[Source records]
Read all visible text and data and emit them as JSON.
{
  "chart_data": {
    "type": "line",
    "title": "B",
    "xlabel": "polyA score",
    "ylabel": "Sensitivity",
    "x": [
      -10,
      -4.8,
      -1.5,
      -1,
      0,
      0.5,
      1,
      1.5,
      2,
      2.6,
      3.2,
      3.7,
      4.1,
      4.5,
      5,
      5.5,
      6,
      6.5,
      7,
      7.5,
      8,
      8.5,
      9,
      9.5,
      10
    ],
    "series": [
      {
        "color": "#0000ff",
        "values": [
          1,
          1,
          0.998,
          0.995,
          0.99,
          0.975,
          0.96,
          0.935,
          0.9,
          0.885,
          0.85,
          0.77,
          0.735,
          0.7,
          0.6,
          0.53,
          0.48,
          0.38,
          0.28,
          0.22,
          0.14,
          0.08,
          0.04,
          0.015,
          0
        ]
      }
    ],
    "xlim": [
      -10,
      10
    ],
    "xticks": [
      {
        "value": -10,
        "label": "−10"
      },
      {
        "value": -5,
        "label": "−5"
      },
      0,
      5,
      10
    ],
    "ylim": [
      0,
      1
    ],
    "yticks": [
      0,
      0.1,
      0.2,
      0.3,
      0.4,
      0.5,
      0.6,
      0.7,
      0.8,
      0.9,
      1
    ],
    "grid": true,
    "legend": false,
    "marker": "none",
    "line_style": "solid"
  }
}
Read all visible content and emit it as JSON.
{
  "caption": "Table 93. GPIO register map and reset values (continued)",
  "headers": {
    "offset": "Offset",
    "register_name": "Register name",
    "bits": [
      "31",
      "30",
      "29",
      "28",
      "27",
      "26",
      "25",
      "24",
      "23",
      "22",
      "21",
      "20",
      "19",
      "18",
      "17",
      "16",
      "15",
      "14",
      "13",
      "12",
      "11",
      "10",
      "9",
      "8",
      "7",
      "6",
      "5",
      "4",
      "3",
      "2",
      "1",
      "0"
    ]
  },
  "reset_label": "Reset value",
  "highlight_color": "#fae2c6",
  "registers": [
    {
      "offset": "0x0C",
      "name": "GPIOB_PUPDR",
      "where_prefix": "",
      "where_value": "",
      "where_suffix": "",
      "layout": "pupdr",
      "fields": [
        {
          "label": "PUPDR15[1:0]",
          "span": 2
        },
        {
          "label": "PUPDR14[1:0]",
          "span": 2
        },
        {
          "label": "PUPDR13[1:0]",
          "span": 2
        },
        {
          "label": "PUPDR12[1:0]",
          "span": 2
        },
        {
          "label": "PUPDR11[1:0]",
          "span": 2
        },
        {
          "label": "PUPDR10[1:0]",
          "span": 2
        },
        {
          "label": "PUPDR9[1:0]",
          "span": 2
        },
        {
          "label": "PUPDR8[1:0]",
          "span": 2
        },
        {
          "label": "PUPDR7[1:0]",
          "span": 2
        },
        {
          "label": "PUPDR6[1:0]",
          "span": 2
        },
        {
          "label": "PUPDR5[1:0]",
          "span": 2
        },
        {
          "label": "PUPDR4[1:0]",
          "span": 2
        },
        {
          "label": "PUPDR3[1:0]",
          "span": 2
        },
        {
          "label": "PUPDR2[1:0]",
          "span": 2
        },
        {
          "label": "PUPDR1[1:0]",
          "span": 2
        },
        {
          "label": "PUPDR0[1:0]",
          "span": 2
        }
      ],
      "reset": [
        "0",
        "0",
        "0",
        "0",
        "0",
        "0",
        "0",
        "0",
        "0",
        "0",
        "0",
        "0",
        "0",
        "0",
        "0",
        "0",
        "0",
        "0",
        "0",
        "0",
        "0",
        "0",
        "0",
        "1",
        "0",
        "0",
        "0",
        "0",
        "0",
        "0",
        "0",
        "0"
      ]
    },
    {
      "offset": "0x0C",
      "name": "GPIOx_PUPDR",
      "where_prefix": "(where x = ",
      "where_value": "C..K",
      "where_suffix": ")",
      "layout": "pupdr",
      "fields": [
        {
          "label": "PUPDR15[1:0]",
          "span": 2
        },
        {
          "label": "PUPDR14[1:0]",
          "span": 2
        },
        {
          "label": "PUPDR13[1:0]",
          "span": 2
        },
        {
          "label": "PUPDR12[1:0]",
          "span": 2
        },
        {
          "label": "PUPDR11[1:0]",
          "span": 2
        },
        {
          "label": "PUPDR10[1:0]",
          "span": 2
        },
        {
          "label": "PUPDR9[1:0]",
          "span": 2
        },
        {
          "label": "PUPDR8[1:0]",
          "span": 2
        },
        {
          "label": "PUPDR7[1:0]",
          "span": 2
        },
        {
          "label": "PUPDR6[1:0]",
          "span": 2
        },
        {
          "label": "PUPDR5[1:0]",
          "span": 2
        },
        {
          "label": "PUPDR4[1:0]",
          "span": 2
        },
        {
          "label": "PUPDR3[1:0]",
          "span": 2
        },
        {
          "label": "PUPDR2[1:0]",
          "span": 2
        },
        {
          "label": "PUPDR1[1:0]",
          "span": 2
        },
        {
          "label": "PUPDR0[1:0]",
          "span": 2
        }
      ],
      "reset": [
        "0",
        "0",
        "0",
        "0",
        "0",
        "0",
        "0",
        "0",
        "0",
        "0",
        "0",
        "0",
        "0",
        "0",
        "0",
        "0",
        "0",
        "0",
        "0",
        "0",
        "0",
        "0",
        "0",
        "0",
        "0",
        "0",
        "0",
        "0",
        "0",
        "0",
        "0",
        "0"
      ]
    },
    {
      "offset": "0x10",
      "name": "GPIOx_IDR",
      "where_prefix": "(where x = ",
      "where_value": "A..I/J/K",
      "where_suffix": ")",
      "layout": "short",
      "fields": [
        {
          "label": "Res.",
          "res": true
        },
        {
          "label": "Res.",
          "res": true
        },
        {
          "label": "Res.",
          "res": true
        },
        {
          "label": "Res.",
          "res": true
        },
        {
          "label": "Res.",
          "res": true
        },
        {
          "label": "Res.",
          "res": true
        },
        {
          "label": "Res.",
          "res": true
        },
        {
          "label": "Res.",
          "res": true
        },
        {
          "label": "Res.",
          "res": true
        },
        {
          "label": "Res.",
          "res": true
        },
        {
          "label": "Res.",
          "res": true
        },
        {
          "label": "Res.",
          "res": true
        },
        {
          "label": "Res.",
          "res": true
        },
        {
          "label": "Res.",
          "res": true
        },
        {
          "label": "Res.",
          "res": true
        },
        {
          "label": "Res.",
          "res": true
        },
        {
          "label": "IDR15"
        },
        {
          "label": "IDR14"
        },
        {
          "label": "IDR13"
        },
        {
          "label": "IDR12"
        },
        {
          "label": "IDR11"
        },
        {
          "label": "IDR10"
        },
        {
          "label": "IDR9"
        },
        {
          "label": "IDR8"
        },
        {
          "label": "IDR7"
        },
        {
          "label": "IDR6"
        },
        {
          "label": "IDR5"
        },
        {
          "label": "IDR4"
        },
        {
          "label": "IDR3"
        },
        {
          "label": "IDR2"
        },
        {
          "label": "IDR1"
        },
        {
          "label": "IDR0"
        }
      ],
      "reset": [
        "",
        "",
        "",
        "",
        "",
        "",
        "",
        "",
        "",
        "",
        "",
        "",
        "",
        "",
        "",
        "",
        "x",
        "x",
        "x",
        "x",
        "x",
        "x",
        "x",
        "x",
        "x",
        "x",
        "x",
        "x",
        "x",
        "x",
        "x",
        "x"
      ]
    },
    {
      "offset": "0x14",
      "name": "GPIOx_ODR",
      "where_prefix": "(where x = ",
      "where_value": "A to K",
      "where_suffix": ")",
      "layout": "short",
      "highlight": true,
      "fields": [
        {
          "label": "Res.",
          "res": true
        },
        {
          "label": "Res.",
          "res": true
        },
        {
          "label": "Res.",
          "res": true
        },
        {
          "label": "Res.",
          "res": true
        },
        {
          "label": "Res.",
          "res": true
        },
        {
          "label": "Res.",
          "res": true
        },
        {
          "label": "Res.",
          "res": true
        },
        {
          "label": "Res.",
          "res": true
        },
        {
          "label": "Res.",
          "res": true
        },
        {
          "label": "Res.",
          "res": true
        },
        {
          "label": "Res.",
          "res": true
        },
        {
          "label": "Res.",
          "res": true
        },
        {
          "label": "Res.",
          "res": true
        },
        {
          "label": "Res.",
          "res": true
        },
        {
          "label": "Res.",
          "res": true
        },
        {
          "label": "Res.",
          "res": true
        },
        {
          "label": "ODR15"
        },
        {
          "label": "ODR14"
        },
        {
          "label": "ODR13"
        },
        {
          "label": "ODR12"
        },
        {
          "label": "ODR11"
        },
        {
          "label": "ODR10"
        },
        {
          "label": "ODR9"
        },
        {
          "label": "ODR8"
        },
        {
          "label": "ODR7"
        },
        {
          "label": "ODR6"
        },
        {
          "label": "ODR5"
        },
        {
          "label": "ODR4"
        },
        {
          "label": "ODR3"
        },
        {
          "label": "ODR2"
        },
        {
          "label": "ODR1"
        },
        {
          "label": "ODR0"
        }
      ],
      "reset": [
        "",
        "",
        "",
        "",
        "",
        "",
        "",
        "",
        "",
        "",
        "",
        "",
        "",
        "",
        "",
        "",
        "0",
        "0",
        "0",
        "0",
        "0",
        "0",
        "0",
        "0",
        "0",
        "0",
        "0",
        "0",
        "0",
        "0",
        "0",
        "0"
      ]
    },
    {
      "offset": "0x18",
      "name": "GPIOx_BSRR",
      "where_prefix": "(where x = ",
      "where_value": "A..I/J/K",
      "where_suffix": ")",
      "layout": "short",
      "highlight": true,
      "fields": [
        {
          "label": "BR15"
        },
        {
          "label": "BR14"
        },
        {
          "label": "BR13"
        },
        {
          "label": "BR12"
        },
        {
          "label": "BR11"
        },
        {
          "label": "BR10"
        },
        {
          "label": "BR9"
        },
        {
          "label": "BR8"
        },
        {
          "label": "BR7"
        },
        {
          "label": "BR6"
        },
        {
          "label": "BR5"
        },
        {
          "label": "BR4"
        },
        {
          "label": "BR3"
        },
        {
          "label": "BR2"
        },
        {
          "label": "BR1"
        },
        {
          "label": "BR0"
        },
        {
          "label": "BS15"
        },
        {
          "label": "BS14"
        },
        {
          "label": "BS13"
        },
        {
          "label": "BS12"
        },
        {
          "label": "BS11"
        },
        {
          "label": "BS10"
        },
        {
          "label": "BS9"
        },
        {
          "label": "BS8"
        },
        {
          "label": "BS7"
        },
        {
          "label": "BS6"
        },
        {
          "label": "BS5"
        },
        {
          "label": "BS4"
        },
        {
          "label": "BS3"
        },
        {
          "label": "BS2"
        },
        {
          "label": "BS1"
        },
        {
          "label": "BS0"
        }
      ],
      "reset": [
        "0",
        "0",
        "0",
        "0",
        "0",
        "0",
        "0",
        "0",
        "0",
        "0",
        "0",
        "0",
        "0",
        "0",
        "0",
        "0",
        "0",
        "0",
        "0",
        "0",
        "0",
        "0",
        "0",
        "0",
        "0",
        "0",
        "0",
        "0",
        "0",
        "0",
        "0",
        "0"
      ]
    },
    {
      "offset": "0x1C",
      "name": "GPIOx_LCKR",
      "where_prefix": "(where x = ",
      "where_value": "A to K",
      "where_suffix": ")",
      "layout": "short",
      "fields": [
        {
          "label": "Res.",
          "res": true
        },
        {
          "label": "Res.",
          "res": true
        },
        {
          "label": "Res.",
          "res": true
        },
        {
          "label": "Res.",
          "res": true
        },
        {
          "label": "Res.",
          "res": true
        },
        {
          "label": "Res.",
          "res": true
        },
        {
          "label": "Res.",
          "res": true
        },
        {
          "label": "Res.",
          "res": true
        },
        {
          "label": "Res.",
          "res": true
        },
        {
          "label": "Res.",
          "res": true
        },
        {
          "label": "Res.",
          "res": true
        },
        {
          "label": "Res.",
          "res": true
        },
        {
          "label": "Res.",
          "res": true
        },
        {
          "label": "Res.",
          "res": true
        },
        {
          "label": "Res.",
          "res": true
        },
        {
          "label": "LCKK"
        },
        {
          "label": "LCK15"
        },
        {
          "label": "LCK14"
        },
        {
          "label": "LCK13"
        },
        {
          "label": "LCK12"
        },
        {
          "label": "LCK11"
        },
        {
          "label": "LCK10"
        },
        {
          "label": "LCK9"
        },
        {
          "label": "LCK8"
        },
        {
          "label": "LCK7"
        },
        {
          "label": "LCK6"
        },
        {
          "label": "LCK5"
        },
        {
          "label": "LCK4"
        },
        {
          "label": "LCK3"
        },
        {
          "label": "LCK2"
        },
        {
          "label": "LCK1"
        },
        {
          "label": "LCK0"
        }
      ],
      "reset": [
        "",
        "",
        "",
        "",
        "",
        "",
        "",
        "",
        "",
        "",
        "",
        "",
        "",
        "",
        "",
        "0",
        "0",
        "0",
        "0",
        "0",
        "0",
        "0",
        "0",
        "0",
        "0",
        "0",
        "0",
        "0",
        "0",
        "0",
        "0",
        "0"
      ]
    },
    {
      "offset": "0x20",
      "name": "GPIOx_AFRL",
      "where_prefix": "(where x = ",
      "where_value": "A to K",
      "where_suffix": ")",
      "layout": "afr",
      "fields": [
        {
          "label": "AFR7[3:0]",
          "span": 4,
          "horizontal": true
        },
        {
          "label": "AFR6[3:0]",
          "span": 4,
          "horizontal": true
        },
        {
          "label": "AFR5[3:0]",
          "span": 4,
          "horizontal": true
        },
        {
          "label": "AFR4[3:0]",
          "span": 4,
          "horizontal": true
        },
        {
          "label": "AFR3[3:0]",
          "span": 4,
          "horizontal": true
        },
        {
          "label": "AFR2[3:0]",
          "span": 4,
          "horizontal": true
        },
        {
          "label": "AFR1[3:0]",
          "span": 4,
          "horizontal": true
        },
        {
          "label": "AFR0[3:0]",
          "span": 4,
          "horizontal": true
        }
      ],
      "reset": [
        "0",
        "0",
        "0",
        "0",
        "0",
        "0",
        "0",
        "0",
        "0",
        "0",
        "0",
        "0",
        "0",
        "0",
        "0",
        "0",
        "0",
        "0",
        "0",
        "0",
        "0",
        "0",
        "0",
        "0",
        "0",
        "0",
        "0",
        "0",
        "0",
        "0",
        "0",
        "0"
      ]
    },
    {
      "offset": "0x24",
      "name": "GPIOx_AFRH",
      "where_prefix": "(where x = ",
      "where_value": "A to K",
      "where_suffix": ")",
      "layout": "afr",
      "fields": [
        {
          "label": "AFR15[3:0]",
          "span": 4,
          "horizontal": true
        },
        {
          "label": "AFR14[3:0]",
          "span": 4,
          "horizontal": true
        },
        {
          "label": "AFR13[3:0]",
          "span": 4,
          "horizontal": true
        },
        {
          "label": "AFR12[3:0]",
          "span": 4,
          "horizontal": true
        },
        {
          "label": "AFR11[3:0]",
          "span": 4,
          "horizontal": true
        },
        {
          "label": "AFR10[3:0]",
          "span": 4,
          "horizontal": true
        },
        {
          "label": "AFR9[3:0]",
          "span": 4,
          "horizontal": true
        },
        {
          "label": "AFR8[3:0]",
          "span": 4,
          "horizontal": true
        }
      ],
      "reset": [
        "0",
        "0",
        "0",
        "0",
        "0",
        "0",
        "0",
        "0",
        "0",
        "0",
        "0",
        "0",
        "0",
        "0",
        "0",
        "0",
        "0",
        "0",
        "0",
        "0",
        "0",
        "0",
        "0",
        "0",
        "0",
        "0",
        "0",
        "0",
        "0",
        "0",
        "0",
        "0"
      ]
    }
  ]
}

DO THIS:
Look through the entries and find each line that has the string "Read". Copy those lines.

ANSWER IN FULL:
Read all visible text and data and emit them as JSON.
Read all visible content and emit it as JSON.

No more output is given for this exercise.